■ Your goal ■
Copy each line that has the string "price" somewhere in it.

■ Dataset records ■

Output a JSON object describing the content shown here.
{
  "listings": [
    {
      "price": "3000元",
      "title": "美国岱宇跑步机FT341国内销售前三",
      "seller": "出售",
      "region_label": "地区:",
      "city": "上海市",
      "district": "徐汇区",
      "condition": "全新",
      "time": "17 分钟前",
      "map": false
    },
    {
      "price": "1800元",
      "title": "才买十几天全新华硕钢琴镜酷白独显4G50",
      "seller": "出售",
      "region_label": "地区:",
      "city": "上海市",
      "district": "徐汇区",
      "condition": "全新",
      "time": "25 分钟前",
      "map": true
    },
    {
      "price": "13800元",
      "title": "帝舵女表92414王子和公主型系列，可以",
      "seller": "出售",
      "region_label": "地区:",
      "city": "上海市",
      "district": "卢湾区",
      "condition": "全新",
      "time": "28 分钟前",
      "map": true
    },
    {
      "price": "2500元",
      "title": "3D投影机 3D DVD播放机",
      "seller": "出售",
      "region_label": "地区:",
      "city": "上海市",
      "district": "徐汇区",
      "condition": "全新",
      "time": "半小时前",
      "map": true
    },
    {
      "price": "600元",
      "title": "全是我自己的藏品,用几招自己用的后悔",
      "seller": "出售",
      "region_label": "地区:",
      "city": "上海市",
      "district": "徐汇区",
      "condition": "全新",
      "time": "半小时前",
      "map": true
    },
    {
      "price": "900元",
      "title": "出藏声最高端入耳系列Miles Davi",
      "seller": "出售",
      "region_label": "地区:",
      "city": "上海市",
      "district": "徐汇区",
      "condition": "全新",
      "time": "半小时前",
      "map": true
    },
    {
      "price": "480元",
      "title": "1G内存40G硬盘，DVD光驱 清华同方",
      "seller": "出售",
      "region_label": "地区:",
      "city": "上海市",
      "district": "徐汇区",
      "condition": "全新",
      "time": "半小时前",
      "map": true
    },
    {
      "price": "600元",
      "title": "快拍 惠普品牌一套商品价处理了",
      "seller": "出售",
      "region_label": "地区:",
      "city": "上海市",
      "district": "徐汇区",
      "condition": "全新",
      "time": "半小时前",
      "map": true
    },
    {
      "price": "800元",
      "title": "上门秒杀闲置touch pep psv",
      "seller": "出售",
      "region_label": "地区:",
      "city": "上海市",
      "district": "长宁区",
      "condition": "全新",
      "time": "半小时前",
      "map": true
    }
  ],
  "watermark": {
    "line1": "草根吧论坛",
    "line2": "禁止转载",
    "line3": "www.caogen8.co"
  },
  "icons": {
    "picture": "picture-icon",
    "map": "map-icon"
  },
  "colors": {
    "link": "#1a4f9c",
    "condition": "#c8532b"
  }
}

■ Output below ■
      "price": "3000元",
      "price": "1800元",
      "price": "13800元",
      "price": "2500元",
      "price": "600元",
      "price": "900元",
      "price": "480元",
      "price": "600元",
      "price": "800元",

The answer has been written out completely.